Return all lines with the word "即人民币" in them.

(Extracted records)
============
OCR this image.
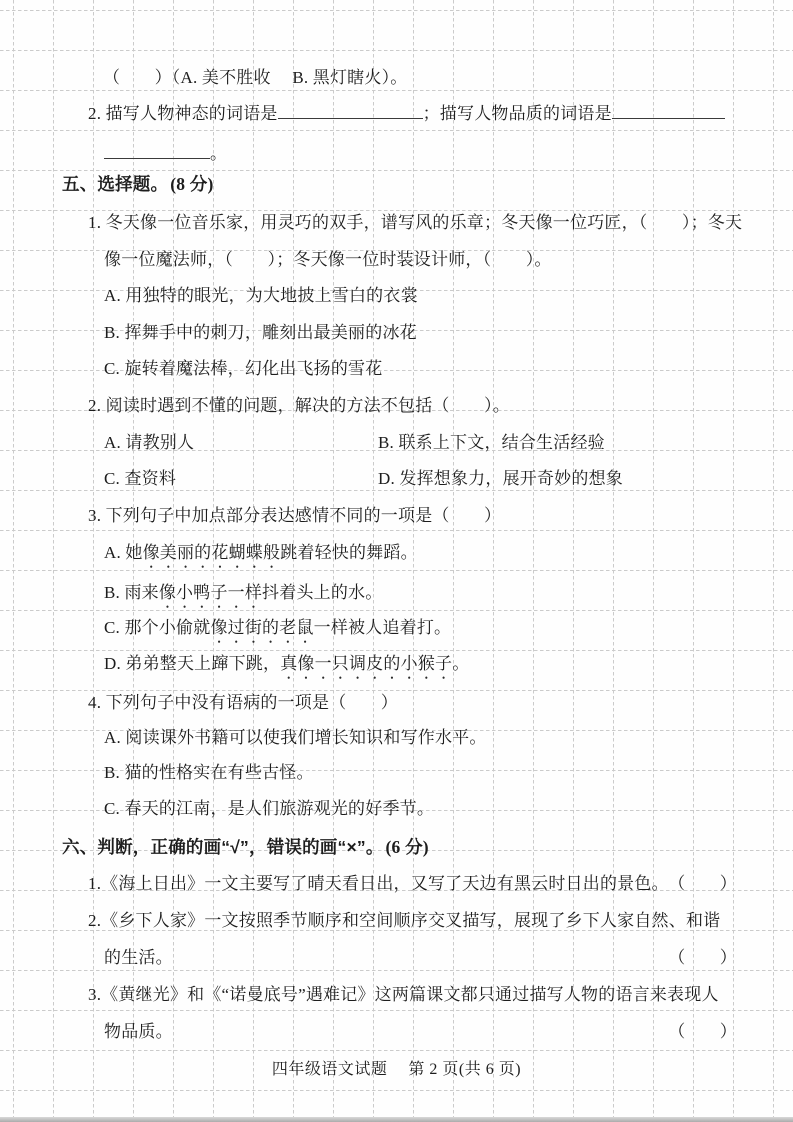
（　　）（A. 美不胜收　 B. 黑灯瞎火）。
2. 描写人物神态的词语是	；描写人物品质的词语是
。
五、选择题。 (8 分)
1. 冬天像一位音乐家，用灵巧的双手，谱写风的乐章；冬天像一位巧匠，（　　）；冬天
像一位魔法师，（　　）；冬天像一位时装设计师，（　　）。
A. 用独特的眼光，为大地披上雪白的衣裳
B. 挥舞手中的刺刀，雕刻出最美丽的冰花
C. 旋转着魔法棒，幻化出飞扬的雪花
2. 阅读时遇到不懂的问题，解决的方法不包括（　　）。
A. 请教别人	B. 联系上下文，结合生活经验
C. 查资料	D. 发挥想象力，展开奇妙的想象
3. 下列句子中加点部分表达感情不同的一项是（　　）
A. 她像美丽的花蝴蝶般跳着轻快的舞蹈。
B. 雨来像小鸭子一样抖着头上的水。
C. 那个小偷就像过街的老鼠一样被人追着打。
D. 弟弟整天上蹿下跳，真像一只调皮的小猴子。
4. 下列句子中没有语病的一项是（　　）
A. 阅读课外书籍可以使我们增长知识和写作水平。
B. 猫的性格实在有些古怪。
C. 春天的江南，是人们旅游观光的好季节。
六、判断，正确的画“√”，错误的画“×”。 (6 分)
1.《海上日出》一文主要写了晴天看日出，又写了天边有黑云时日出的景色。 （　　）
2.《乡下人家》一文按照季节顺序和空间顺序交叉描写，展现了乡下人家自然、和谐
的生活。	（　　）
3.《黄继光》和《“诺曼底号”遇难记》这两篇课文都只通过描写人物的语言来表现人
物品质。	（　　）
四年级语文试题　 第 2 页(共 6 页)
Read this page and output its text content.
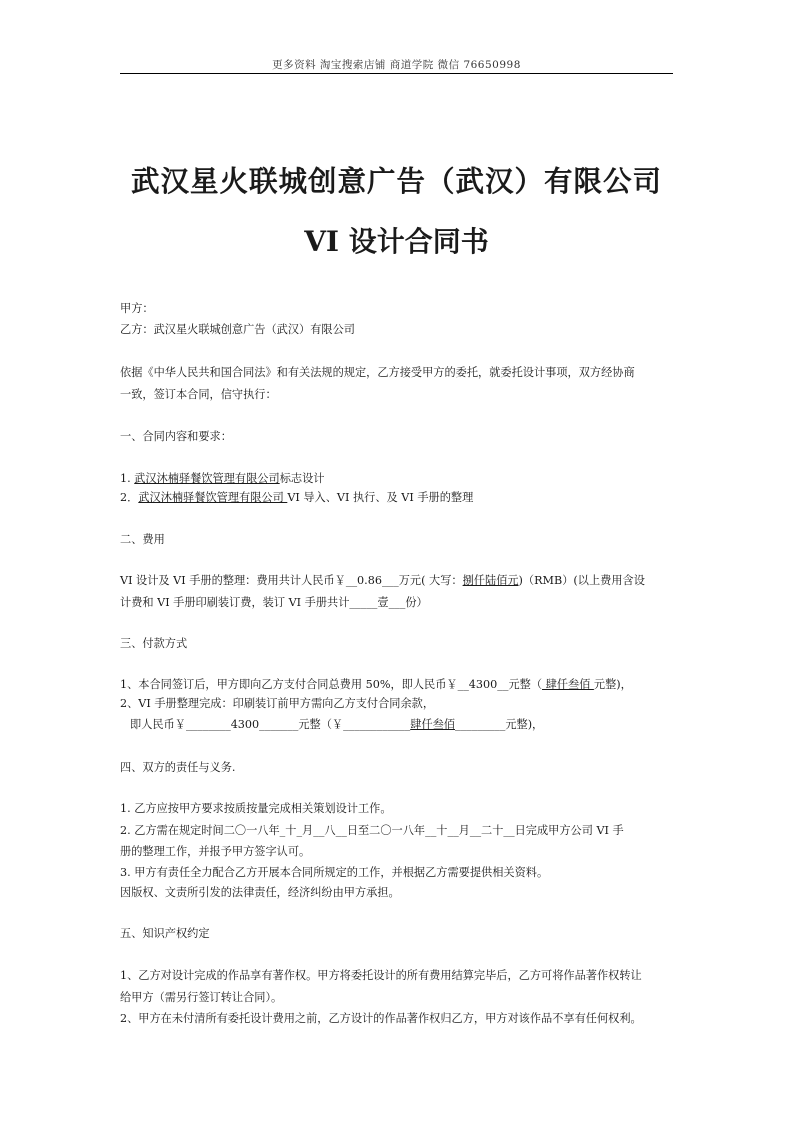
更多资料 淘宝搜索店铺 商道学院 微信 76650998
武汉星火联城创意广告（武汉）有限公司
VI 设计合同书
甲方：
乙方：武汉星火联城创意广告（武汉）有限公司
依据《中华人民共和国合同法》和有关法规的规定，乙方接受甲方的委托，就委托设计事项，双方经协商
一致，签订本合同，信守执行：
一、合同内容和要求：
1. 武汉沐楠驿餐饮管理有限公司标志设计
2．武汉沐楠驿餐饮管理有限公司 VI 导入、VI 执行、及 VI 手册的整理
二、费用
VI 设计及 VI 手册的整理：费用共计人民币￥__0.86___万元( 大写：捌仟陆佰元)（RMB）(以上费用含设
计费和 VI 手册印刷装订费，装订 VI 手册共计_____壹___份）
三、付款方式
1、本合同签订后，甲方即向乙方支付合同总费用 50%，即人民币￥__4300__元整（ 肆仟叁佰 元整)，
2、VI 手册整理完成：印刷装订前甲方需向乙方支付合同余款，
即人民币￥________4300_______元整（￥____________肆仟叁佰_________元整)，
四、双方的责任与义务.
1. 乙方应按甲方要求按质按量完成相关策划设计工作。
2. 乙方需在规定时间二〇一八年_十_月__八__日至二〇一八年__十__月__二十__日完成甲方公司 VI 手
册的整理工作，并报予甲方签字认可。
3. 甲方有责任全力配合乙方开展本合同所规定的工作，并根据乙方需要提供相关资料。
因版权、文责所引发的法律责任，经济纠纷由甲方承担。
五、知识产权约定
1、乙方对设计完成的作品享有著作权。甲方将委托设计的所有费用结算完毕后，乙方可将作品著作权转让
给甲方（需另行签订转让合同）。
2、甲方在未付清所有委托设计费用之前，乙方设计的作品著作权归乙方，甲方对该作品不享有任何权利。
============
■ **Task answer**:
1、本合同签订后，甲方即向乙方支付合同总费用 50%，即人民币￥__4300__元整（ 肆仟叁佰 元整)，
即人民币￥________4300_______元整（￥____________肆仟叁佰_________元整)，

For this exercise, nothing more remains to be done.